-- begin Record set --
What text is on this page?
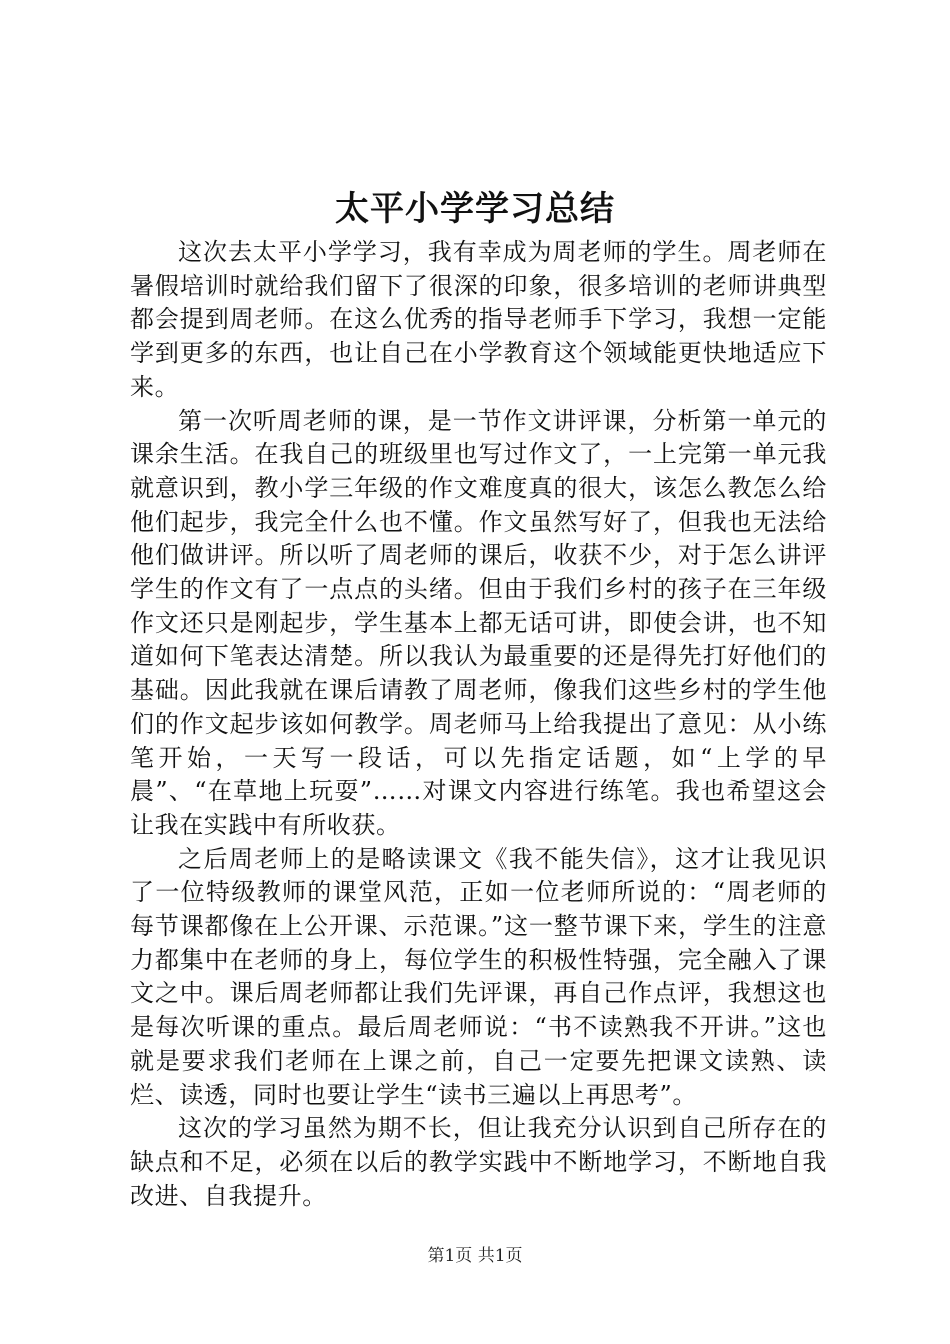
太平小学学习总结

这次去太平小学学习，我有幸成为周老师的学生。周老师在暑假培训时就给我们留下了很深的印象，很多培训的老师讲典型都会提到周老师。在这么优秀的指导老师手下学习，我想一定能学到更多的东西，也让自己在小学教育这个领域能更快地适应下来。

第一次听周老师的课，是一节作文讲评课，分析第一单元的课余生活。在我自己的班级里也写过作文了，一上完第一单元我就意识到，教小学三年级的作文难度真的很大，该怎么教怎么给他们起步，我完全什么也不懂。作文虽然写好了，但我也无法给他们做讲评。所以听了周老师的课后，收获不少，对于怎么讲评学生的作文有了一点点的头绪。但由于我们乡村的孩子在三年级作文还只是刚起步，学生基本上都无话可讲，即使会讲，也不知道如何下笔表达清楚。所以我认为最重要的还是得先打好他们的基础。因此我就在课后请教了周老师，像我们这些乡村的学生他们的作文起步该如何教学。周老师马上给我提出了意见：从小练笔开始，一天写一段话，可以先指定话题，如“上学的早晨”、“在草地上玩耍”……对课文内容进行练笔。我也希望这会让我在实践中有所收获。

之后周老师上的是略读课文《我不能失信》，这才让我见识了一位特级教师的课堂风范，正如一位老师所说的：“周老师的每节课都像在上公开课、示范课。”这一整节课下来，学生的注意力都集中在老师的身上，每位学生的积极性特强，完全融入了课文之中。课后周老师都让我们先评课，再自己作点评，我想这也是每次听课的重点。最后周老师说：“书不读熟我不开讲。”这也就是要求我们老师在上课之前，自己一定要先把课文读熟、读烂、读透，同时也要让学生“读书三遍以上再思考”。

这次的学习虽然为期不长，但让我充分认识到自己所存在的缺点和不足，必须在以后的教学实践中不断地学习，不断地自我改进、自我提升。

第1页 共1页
-- end Record set --
-- begin Record set --
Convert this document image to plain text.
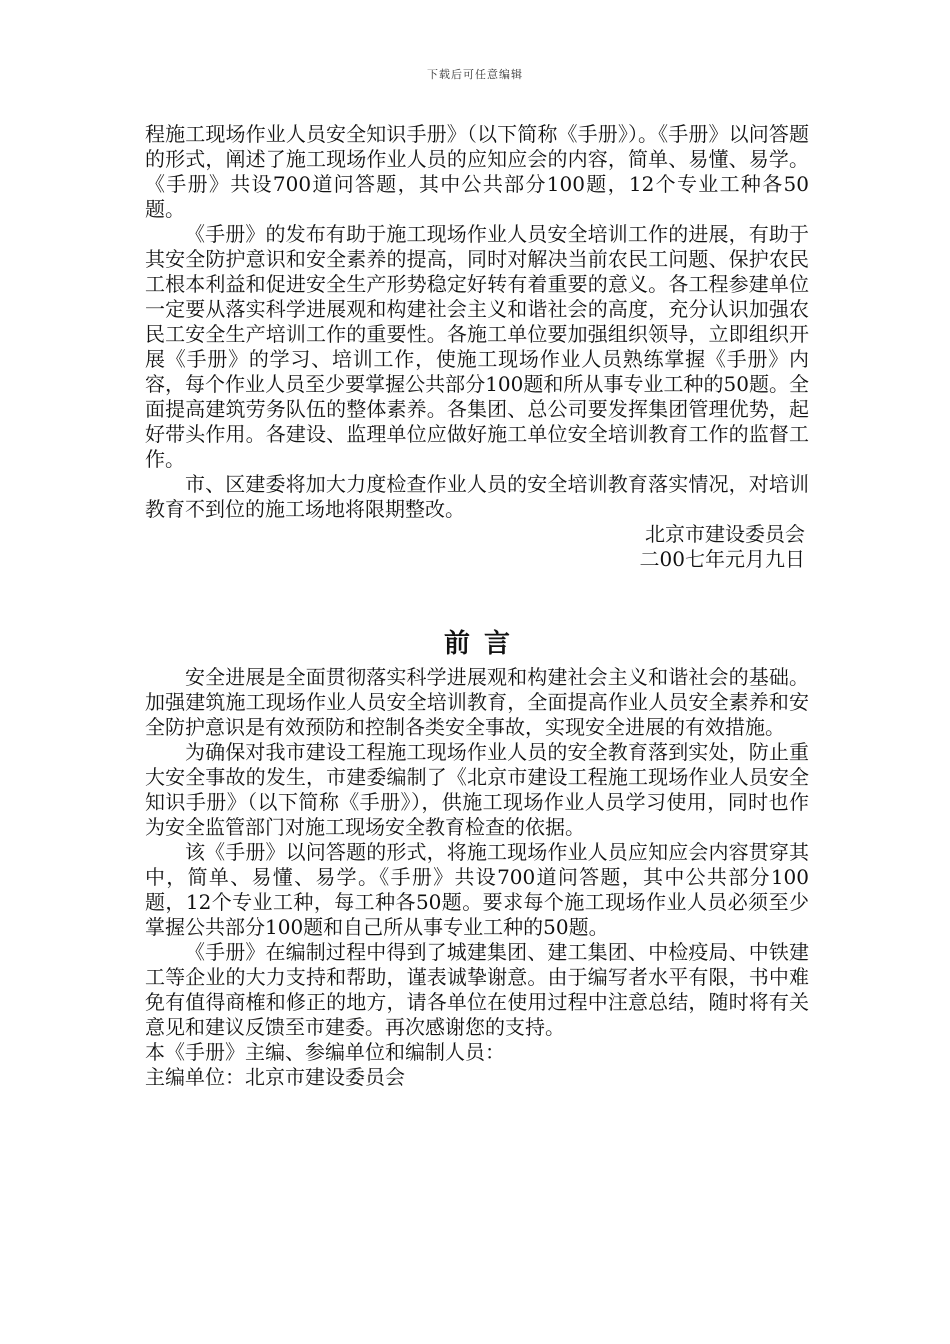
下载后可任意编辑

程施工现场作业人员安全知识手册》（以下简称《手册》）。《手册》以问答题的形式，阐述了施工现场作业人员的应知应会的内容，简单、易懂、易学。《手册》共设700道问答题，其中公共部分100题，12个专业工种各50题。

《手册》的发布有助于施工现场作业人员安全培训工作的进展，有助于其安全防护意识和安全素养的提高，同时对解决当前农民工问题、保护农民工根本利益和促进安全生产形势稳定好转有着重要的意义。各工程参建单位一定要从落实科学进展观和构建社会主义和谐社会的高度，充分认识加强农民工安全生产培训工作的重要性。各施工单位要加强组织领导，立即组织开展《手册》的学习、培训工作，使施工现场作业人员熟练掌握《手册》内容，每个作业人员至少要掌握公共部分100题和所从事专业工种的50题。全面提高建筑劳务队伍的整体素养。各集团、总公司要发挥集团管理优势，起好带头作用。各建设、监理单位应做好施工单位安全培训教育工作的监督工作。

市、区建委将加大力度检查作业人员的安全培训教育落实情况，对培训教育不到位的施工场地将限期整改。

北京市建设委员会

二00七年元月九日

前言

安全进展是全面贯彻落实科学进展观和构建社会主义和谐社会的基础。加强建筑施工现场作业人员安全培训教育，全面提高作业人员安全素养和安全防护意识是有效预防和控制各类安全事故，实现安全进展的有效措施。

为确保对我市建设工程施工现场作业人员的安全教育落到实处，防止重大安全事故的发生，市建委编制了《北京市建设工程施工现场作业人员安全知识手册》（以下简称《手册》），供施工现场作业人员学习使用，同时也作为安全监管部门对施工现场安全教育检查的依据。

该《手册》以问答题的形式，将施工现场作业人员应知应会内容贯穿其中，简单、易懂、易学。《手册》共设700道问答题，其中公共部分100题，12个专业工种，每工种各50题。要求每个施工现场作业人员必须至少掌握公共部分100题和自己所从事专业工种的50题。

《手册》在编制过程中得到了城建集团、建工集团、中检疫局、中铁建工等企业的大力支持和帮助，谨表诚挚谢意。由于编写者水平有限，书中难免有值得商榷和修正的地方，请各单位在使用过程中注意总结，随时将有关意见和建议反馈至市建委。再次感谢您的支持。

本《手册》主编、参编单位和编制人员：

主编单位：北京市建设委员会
-- end Record set --
[Given task]
Copy each line of the listing in which the word "this" can be found.

[Task output]
What text is on this page?
Convert this document image to plain text.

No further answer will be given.